Element and region data:

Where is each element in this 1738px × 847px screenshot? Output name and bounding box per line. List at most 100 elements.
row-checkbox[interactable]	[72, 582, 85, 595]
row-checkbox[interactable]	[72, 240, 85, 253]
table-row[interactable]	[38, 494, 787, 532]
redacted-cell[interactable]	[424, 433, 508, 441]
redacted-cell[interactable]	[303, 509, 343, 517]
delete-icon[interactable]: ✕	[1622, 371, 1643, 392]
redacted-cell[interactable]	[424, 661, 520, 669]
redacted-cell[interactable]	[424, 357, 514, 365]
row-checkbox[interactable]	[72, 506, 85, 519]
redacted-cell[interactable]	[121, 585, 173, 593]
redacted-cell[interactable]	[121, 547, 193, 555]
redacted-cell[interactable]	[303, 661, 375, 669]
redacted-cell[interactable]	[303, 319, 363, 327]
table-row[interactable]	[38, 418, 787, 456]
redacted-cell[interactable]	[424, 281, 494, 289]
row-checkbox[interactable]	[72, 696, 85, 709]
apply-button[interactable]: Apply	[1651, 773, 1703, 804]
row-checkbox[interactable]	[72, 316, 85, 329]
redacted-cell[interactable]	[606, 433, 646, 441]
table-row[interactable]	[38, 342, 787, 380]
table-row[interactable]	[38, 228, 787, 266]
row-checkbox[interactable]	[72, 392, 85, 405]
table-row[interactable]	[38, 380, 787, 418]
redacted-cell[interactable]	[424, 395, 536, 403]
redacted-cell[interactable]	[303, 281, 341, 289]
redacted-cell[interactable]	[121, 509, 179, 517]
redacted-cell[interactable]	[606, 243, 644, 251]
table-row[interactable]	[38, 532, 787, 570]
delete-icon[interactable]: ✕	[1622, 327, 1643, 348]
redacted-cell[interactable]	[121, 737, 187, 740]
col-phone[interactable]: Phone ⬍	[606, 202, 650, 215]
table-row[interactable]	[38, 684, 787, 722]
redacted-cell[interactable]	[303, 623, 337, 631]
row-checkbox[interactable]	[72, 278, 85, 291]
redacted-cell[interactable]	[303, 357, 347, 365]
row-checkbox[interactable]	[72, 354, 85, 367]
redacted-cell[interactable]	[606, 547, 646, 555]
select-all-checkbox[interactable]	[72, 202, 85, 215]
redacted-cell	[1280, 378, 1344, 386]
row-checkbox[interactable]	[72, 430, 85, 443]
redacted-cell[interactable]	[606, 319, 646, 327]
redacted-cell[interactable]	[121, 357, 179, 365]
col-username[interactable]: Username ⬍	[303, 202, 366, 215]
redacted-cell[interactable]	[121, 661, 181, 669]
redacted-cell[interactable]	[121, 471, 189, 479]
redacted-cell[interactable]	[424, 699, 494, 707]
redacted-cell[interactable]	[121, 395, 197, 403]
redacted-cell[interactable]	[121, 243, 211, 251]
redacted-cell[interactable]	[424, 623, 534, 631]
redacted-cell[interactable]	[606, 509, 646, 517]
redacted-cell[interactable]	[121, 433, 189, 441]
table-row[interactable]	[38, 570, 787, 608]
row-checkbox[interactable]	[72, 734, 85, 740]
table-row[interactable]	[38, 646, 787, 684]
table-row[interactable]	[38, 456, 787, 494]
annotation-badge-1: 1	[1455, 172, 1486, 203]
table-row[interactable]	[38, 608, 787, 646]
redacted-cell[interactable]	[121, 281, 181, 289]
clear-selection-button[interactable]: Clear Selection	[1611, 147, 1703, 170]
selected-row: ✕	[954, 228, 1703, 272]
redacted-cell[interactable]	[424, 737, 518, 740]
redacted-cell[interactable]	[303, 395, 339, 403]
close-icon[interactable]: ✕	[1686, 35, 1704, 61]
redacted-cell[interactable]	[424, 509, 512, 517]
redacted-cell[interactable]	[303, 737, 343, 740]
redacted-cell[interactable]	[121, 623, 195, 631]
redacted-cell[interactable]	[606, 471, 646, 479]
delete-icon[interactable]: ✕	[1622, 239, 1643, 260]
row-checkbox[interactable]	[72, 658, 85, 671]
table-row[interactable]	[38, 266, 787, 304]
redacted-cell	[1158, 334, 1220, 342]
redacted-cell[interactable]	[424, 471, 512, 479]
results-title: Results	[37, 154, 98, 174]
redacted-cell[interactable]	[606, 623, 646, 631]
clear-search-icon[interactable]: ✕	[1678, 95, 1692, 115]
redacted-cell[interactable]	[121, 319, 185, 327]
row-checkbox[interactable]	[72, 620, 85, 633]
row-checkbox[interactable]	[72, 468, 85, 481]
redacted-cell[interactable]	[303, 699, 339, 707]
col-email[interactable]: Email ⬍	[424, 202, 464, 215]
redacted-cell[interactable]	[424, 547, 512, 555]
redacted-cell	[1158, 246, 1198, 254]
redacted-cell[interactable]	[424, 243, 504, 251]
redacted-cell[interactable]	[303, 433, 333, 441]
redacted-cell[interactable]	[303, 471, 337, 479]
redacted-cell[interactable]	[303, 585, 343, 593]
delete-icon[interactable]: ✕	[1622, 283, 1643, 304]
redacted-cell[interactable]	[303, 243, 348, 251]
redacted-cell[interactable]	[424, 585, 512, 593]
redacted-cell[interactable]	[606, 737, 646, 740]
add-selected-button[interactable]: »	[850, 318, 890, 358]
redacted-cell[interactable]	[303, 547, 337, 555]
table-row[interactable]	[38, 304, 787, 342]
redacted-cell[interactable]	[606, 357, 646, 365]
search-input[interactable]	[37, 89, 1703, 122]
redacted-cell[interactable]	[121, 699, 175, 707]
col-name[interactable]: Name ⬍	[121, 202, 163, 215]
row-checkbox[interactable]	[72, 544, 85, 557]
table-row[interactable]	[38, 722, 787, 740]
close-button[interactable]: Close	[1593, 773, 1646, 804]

◆ What the task asks:
Rewrite all of the records above, changing every "redacted-cell" to "masked-cell" and leaving everything else untouched.

◆ The reply:
Where is each element in this 1738px × 847px screenshot? Output name and bounding box per line. List at most 100 elements.
row-checkbox[interactable]	[72, 582, 85, 595]
row-checkbox[interactable]	[72, 240, 85, 253]
table-row[interactable]	[38, 494, 787, 532]
masked-cell[interactable]	[424, 433, 508, 441]
masked-cell[interactable]	[303, 509, 343, 517]
delete-icon[interactable]: ✕	[1622, 371, 1643, 392]
masked-cell[interactable]	[424, 661, 520, 669]
masked-cell[interactable]	[424, 357, 514, 365]
row-checkbox[interactable]	[72, 506, 85, 519]
masked-cell[interactable]	[121, 585, 173, 593]
masked-cell[interactable]	[121, 547, 193, 555]
masked-cell[interactable]	[303, 661, 375, 669]
masked-cell[interactable]	[303, 319, 363, 327]
table-row[interactable]	[38, 418, 787, 456]
masked-cell[interactable]	[424, 281, 494, 289]
row-checkbox[interactable]	[72, 696, 85, 709]
apply-button[interactable]: Apply	[1651, 773, 1703, 804]
row-checkbox[interactable]	[72, 316, 85, 329]
masked-cell[interactable]	[606, 433, 646, 441]
table-row[interactable]	[38, 342, 787, 380]
table-row[interactable]	[38, 228, 787, 266]
row-checkbox[interactable]	[72, 392, 85, 405]
table-row[interactable]	[38, 380, 787, 418]
masked-cell[interactable]	[424, 395, 536, 403]
masked-cell[interactable]	[303, 281, 341, 289]
masked-cell[interactable]	[121, 509, 179, 517]
masked-cell[interactable]	[606, 243, 644, 251]
table-row[interactable]	[38, 532, 787, 570]
delete-icon[interactable]: ✕	[1622, 327, 1643, 348]
masked-cell[interactable]	[121, 737, 187, 740]
col-phone[interactable]: Phone ⬍	[606, 202, 650, 215]
table-row[interactable]	[38, 684, 787, 722]
masked-cell[interactable]	[303, 623, 337, 631]
row-checkbox[interactable]	[72, 278, 85, 291]
masked-cell[interactable]	[303, 357, 347, 365]
row-checkbox[interactable]	[72, 354, 85, 367]
masked-cell[interactable]	[606, 547, 646, 555]
select-all-checkbox[interactable]	[72, 202, 85, 215]
masked-cell	[1280, 378, 1344, 386]
row-checkbox[interactable]	[72, 430, 85, 443]
masked-cell[interactable]	[606, 319, 646, 327]
masked-cell[interactable]	[121, 357, 179, 365]
col-username[interactable]: Username ⬍	[303, 202, 366, 215]
masked-cell[interactable]	[121, 661, 181, 669]
masked-cell[interactable]	[121, 471, 189, 479]
masked-cell[interactable]	[424, 699, 494, 707]
masked-cell[interactable]	[121, 395, 197, 403]
masked-cell[interactable]	[121, 243, 211, 251]
masked-cell[interactable]	[424, 623, 534, 631]
masked-cell[interactable]	[606, 509, 646, 517]
masked-cell[interactable]	[121, 433, 189, 441]
table-row[interactable]	[38, 570, 787, 608]
row-checkbox[interactable]	[72, 734, 85, 740]
table-row[interactable]	[38, 646, 787, 684]
table-row[interactable]	[38, 456, 787, 494]
annotation-badge-1: 1	[1455, 172, 1486, 203]
table-row[interactable]	[38, 608, 787, 646]
masked-cell[interactable]	[121, 281, 181, 289]
clear-selection-button[interactable]: Clear Selection	[1611, 147, 1703, 170]
selected-row: ✕	[954, 228, 1703, 272]
masked-cell[interactable]	[424, 737, 518, 740]
masked-cell[interactable]	[303, 395, 339, 403]
close-icon[interactable]: ✕	[1686, 35, 1704, 61]
masked-cell[interactable]	[424, 509, 512, 517]
masked-cell[interactable]	[303, 737, 343, 740]
masked-cell[interactable]	[121, 623, 195, 631]
masked-cell[interactable]	[606, 471, 646, 479]
delete-icon[interactable]: ✕	[1622, 239, 1643, 260]
row-checkbox[interactable]	[72, 658, 85, 671]
table-row[interactable]	[38, 266, 787, 304]
masked-cell	[1158, 334, 1220, 342]
masked-cell[interactable]	[424, 471, 512, 479]
results-title: Results	[37, 154, 98, 174]
masked-cell[interactable]	[606, 623, 646, 631]
clear-search-icon[interactable]: ✕	[1678, 95, 1692, 115]
masked-cell[interactable]	[121, 319, 185, 327]
row-checkbox[interactable]	[72, 620, 85, 633]
row-checkbox[interactable]	[72, 468, 85, 481]
masked-cell[interactable]	[303, 699, 339, 707]
col-email[interactable]: Email ⬍	[424, 202, 464, 215]
masked-cell[interactable]	[424, 547, 512, 555]
masked-cell	[1158, 246, 1198, 254]
masked-cell[interactable]	[424, 243, 504, 251]
masked-cell[interactable]	[303, 433, 333, 441]
masked-cell[interactable]	[303, 471, 337, 479]
masked-cell[interactable]	[303, 585, 343, 593]
delete-icon[interactable]: ✕	[1622, 283, 1643, 304]
masked-cell[interactable]	[303, 243, 348, 251]
masked-cell[interactable]	[424, 585, 512, 593]
masked-cell[interactable]	[606, 737, 646, 740]
add-selected-button[interactable]: »	[850, 318, 890, 358]
masked-cell[interactable]	[303, 547, 337, 555]
table-row[interactable]	[38, 304, 787, 342]
masked-cell[interactable]	[606, 357, 646, 365]
search-input[interactable]	[37, 89, 1703, 122]
masked-cell[interactable]	[121, 699, 175, 707]
col-name[interactable]: Name ⬍	[121, 202, 163, 215]
row-checkbox[interactable]	[72, 544, 85, 557]
table-row[interactable]	[38, 722, 787, 740]
close-button[interactable]: Close	[1593, 773, 1646, 804]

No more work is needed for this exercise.